## [Your objective]
In the records that follow, locate every line with "this" and extract it.

--------------------------------

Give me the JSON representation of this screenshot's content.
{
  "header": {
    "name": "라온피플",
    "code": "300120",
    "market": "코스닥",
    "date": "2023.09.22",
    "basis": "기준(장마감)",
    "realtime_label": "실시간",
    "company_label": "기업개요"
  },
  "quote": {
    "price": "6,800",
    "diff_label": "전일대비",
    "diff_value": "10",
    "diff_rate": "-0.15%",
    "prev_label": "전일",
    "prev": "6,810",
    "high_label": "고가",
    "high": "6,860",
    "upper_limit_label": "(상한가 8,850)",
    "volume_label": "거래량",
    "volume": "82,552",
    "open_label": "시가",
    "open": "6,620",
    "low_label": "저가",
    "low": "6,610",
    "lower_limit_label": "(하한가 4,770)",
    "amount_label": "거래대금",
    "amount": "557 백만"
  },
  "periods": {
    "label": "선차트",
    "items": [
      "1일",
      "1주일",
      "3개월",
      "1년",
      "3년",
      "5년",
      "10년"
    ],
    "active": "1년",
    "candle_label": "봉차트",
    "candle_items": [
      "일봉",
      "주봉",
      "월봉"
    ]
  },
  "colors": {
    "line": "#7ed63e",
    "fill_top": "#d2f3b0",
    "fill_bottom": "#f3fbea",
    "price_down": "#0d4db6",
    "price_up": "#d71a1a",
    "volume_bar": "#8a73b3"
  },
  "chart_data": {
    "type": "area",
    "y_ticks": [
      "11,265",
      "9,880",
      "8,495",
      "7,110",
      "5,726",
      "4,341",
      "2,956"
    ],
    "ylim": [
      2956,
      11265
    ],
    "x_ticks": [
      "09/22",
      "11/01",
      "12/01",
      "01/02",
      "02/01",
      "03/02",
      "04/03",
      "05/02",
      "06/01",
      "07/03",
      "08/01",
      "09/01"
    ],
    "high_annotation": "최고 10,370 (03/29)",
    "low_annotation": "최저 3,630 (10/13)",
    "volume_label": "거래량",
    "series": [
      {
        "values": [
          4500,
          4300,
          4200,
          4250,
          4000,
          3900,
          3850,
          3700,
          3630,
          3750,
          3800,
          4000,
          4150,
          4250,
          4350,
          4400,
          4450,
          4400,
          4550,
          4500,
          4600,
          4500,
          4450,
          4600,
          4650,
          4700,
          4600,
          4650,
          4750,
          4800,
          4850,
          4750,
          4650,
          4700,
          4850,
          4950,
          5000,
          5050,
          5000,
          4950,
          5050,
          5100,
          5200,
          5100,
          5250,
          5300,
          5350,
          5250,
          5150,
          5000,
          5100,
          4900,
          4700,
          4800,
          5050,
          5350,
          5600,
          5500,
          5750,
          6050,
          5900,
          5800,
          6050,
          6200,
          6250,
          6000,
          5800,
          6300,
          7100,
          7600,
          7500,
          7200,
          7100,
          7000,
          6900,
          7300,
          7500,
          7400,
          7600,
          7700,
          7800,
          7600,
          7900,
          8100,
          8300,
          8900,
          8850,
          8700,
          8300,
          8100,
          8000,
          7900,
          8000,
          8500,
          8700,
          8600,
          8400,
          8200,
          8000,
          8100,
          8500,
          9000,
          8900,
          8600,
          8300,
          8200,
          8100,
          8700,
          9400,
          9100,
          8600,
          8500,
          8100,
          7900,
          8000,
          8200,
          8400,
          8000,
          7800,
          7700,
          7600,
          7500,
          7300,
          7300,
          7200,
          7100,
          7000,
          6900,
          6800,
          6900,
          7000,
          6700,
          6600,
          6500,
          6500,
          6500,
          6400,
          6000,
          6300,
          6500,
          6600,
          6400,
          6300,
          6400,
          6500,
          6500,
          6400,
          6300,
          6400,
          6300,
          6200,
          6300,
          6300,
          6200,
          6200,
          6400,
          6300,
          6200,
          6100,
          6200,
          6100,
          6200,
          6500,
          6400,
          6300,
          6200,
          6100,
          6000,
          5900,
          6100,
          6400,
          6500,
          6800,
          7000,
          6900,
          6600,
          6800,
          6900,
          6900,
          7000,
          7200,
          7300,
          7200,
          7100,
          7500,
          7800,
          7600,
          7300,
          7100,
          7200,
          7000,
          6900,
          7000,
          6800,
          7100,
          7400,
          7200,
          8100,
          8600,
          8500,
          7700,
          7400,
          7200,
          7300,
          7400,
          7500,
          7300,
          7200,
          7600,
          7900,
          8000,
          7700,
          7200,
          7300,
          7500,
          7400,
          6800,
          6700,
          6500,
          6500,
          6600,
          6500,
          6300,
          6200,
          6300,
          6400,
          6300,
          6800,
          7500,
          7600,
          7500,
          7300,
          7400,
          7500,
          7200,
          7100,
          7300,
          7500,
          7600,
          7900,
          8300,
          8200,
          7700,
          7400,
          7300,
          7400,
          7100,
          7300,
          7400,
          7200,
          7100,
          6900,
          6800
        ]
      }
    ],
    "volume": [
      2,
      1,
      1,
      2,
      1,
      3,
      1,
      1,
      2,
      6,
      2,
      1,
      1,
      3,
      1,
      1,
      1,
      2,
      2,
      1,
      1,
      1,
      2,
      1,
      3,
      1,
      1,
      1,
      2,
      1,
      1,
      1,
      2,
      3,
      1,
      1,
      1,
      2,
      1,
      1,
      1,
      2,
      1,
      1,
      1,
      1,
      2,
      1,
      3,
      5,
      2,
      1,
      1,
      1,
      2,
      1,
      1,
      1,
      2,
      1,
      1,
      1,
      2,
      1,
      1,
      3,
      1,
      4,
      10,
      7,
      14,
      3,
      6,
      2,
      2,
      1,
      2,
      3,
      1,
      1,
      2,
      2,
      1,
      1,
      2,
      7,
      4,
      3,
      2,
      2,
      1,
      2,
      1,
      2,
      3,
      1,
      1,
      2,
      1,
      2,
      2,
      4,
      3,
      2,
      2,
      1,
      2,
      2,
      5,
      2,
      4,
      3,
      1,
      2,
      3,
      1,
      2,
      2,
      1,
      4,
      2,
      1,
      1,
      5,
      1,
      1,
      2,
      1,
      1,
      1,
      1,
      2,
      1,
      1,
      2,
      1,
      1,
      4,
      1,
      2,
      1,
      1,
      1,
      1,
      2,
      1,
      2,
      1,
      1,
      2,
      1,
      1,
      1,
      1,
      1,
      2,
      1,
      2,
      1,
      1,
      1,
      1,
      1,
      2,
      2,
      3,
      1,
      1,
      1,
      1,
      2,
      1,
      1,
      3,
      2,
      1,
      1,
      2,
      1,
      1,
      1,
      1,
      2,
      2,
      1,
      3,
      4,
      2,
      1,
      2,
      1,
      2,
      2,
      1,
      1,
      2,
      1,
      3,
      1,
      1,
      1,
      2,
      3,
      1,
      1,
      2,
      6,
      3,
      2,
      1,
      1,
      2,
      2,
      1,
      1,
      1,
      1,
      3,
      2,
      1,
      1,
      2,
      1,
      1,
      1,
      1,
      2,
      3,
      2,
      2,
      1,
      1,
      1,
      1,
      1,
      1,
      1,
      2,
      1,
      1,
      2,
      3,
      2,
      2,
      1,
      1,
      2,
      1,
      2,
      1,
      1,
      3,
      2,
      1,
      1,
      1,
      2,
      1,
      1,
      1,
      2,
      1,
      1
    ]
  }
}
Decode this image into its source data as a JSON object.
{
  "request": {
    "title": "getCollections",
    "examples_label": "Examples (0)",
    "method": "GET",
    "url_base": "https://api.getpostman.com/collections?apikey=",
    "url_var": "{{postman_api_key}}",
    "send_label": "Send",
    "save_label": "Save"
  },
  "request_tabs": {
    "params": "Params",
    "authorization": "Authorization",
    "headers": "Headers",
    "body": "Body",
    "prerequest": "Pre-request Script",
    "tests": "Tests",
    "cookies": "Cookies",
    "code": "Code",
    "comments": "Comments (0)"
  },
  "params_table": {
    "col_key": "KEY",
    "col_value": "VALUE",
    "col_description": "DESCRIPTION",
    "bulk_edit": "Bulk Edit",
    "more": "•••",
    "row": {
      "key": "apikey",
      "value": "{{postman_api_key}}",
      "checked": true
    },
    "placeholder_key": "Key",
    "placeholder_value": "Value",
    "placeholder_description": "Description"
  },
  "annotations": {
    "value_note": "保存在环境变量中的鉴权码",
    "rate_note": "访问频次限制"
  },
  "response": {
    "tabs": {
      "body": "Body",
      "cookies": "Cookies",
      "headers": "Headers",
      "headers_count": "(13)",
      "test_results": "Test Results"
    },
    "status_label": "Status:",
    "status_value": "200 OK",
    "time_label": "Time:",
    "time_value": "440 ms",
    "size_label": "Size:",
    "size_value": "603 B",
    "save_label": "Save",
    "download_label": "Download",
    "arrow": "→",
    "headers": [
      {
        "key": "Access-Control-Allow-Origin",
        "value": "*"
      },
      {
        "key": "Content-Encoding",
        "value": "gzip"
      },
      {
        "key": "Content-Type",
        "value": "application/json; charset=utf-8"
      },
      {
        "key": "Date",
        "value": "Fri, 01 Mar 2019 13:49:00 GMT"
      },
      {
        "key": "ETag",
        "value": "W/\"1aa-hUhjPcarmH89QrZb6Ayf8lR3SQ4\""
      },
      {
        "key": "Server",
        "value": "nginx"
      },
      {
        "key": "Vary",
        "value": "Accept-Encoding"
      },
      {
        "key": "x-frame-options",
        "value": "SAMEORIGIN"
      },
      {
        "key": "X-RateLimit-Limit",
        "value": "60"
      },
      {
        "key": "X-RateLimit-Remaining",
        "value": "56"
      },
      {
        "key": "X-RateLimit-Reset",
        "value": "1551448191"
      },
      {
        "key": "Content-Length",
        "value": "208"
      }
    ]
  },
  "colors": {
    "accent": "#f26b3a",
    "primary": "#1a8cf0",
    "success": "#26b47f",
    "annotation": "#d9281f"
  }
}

--------------------------------

## [Complete response]
Give me the JSON representation of this screenshot's content.
Decode this image into its source data as a JSON object.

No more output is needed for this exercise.